- **DATA RECORDS**:
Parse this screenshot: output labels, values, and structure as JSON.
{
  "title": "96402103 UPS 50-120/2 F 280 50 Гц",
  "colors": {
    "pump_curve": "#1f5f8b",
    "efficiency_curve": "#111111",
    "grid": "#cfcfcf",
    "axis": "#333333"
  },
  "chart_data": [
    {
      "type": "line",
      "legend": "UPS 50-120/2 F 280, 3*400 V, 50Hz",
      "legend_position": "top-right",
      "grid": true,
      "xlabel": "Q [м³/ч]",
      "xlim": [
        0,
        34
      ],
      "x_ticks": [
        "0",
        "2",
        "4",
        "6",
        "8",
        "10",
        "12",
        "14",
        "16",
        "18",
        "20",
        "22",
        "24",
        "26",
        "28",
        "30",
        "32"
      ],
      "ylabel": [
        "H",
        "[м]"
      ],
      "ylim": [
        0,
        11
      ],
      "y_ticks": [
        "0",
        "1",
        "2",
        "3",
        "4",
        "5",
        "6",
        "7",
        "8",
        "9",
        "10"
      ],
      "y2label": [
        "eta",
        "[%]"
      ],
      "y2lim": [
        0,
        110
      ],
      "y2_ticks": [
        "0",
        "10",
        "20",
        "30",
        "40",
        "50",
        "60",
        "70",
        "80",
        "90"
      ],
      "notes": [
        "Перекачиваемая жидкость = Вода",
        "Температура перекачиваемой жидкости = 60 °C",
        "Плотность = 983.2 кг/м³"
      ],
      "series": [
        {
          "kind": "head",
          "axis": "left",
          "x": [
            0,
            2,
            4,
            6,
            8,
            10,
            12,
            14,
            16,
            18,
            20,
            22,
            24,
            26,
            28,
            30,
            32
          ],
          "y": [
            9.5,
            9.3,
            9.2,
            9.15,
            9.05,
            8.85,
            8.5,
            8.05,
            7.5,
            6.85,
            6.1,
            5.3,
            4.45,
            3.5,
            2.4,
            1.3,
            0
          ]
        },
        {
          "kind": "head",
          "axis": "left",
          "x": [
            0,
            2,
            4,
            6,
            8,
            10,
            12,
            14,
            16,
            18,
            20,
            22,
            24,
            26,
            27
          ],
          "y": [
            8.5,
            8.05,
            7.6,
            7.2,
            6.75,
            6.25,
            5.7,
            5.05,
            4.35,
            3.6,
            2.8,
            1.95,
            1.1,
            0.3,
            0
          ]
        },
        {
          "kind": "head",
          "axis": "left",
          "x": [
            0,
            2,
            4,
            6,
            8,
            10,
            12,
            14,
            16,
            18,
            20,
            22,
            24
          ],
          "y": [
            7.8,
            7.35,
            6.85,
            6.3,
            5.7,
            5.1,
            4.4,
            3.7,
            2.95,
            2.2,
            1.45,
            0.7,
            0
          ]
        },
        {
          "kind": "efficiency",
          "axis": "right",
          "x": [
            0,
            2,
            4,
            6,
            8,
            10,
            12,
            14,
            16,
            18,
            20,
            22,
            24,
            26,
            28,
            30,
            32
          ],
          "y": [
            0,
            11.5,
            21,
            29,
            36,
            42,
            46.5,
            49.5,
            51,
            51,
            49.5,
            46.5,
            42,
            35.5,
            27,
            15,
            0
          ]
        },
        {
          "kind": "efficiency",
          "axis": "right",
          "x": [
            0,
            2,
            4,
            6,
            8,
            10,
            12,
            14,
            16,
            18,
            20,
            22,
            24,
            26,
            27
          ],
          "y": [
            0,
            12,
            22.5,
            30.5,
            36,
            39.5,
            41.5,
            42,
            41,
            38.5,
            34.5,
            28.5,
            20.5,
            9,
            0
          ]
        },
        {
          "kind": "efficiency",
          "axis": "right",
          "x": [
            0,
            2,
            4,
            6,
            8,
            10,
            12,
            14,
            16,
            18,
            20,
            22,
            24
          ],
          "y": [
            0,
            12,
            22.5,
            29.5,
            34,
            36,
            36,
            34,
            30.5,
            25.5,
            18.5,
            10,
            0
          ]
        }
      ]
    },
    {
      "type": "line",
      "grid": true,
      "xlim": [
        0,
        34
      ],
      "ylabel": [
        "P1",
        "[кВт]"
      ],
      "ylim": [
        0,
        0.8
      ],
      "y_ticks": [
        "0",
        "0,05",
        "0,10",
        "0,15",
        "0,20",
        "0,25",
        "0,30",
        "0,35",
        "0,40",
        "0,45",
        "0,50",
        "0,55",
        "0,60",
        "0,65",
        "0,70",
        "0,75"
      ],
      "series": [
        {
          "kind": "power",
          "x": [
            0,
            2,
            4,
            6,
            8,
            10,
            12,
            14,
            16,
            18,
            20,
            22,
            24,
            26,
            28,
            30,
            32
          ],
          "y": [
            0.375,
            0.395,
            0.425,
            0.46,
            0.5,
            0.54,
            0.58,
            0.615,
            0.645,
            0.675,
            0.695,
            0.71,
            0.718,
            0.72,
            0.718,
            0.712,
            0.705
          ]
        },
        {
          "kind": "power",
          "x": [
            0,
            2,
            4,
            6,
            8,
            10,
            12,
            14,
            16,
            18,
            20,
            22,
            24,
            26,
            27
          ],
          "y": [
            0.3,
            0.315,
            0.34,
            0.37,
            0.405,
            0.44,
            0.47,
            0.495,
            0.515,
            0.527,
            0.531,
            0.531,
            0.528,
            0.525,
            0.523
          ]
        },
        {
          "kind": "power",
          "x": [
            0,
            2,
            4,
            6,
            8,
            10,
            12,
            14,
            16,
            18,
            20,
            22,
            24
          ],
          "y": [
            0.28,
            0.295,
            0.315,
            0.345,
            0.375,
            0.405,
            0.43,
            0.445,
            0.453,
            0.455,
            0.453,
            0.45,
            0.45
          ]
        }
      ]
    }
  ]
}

- **JOB**:
Extract the full set of entries word for word.

- **ANSWER IN FULL**:
Parse this screenshot: output labels, values, and structure as JSON.
{
  "title": "96402103 UPS 50-120/2 F 280 50 Гц",
  "colors": {
    "pump_curve": "#1f5f8b",
    "efficiency_curve": "#111111",
    "grid": "#cfcfcf",
    "axis": "#333333"
  },
  "chart_data": [
    {
      "type": "line",
      "legend": "UPS 50-120/2 F 280, 3*400 V, 50Hz",
      "legend_position": "top-right",
      "grid": true,
      "xlabel": "Q [м³/ч]",
      "xlim": [
        0,
        34
      ],
      "x_ticks": [
        "0",
        "2",
        "4",
        "6",
        "8",
        "10",
        "12",
        "14",
        "16",
        "18",
        "20",
        "22",
        "24",
        "26",
        "28",
        "30",
        "32"
      ],
      "ylabel": [
        "H",
        "[м]"
      ],
      "ylim": [
        0,
        11
      ],
      "y_ticks": [
        "0",
        "1",
        "2",
        "3",
        "4",
        "5",
        "6",
        "7",
        "8",
        "9",
        "10"
      ],
      "y2label": [
        "eta",
        "[%]"
      ],
      "y2lim": [
        0,
        110
      ],
      "y2_ticks": [
        "0",
        "10",
        "20",
        "30",
        "40",
        "50",
        "60",
        "70",
        "80",
        "90"
      ],
      "notes": [
        "Перекачиваемая жидкость = Вода",
        "Температура перекачиваемой жидкости = 60 °C",
        "Плотность = 983.2 кг/м³"
      ],
      "series": [
        {
          "kind": "head",
          "axis": "left",
          "x": [
            0,
            2,
            4,
            6,
            8,
            10,
            12,
            14,
            16,
            18,
            20,
            22,
            24,
            26,
            28,
            30,
            32
          ],
          "y": [
            9.5,
            9.3,
            9.2,
            9.15,
            9.05,
            8.85,
            8.5,
            8.05,
            7.5,
            6.85,
            6.1,
            5.3,
            4.45,
            3.5,
            2.4,
            1.3,
            0
          ]
        },
        {
          "kind": "head",
          "axis": "left",
          "x": [
            0,
            2,
            4,
            6,
            8,
            10,
            12,
            14,
            16,
            18,
            20,
            22,
            24,
            26,
            27
          ],
          "y": [
            8.5,
            8.05,
            7.6,
            7.2,
            6.75,
            6.25,
            5.7,
            5.05,
            4.35,
            3.6,
            2.8,
            1.95,
            1.1,
            0.3,
            0
          ]
        },
        {
          "kind": "head",
          "axis": "left",
          "x": [
            0,
            2,
            4,
            6,
            8,
            10,
            12,
            14,
            16,
            18,
            20,
            22,
            24
          ],
          "y": [
            7.8,
            7.35,
            6.85,
            6.3,
            5.7,
            5.1,
            4.4,
            3.7,
            2.95,
            2.2,
            1.45,
            0.7,
            0
          ]
        },
        {
          "kind": "efficiency",
          "axis": "right",
          "x": [
            0,
            2,
            4,
            6,
            8,
            10,
            12,
            14,
            16,
            18,
            20,
            22,
            24,
            26,
            28,
            30,
            32
          ],
          "y": [
            0,
            11.5,
            21,
            29,
            36,
            42,
            46.5,
            49.5,
            51,
            51,
            49.5,
            46.5,
            42,
            35.5,
            27,
            15,
            0
          ]
        },
        {
          "kind": "efficiency",
          "axis": "right",
          "x": [
            0,
            2,
            4,
            6,
            8,
            10,
            12,
            14,
            16,
            18,
            20,
            22,
            24,
            26,
            27
          ],
          "y": [
            0,
            12,
            22.5,
            30.5,
            36,
            39.5,
            41.5,
            42,
            41,
            38.5,
            34.5,
            28.5,
            20.5,
            9,
            0
          ]
        },
        {
          "kind": "efficiency",
          "axis": "right",
          "x": [
            0,
            2,
            4,
            6,
            8,
            10,
            12,
            14,
            16,
            18,
            20,
            22,
            24
          ],
          "y": [
            0,
            12,
            22.5,
            29.5,
            34,
            36,
            36,
            34,
            30.5,
            25.5,
            18.5,
            10,
            0
          ]
        }
      ]
    },
    {
      "type": "line",
      "grid": true,
      "xlim": [
        0,
        34
      ],
      "ylabel": [
        "P1",
        "[кВт]"
      ],
      "ylim": [
        0,
        0.8
      ],
      "y_ticks": [
        "0",
        "0,05",
        "0,10",
        "0,15",
        "0,20",
        "0,25",
        "0,30",
        "0,35",
        "0,40",
        "0,45",
        "0,50",
        "0,55",
        "0,60",
        "0,65",
        "0,70",
        "0,75"
      ],
      "series": [
        {
          "kind": "power",
          "x": [
            0,
            2,
            4,
            6,
            8,
            10,
            12,
            14,
            16,
            18,
            20,
            22,
            24,
            26,
            28,
            30,
            32
          ],
          "y": [
            0.375,
            0.395,
            0.425,
            0.46,
            0.5,
            0.54,
            0.58,
            0.615,
            0.645,
            0.675,
            0.695,
            0.71,
            0.718,
            0.72,
            0.718,
            0.712,
            0.705
          ]
        },
        {
          "kind": "power",
          "x": [
            0,
            2,
            4,
            6,
            8,
            10,
            12,
            14,
            16,
            18,
            20,
            22,
            24,
            26,
            27
          ],
          "y": [
            0.3,
            0.315,
            0.34,
            0.37,
            0.405,
            0.44,
            0.47,
            0.495,
            0.515,
            0.527,
            0.531,
            0.531,
            0.528,
            0.525,
            0.523
          ]
        },
        {
          "kind": "power",
          "x": [
            0,
            2,
            4,
            6,
            8,
            10,
            12,
            14,
            16,
            18,
            20,
            22,
            24
          ],
          "y": [
            0.28,
            0.295,
            0.315,
            0.345,
            0.375,
            0.405,
            0.43,
            0.445,
            0.453,
            0.455,
            0.453,
            0.45,
            0.45
          ]
        }
      ]
    }
  ]
}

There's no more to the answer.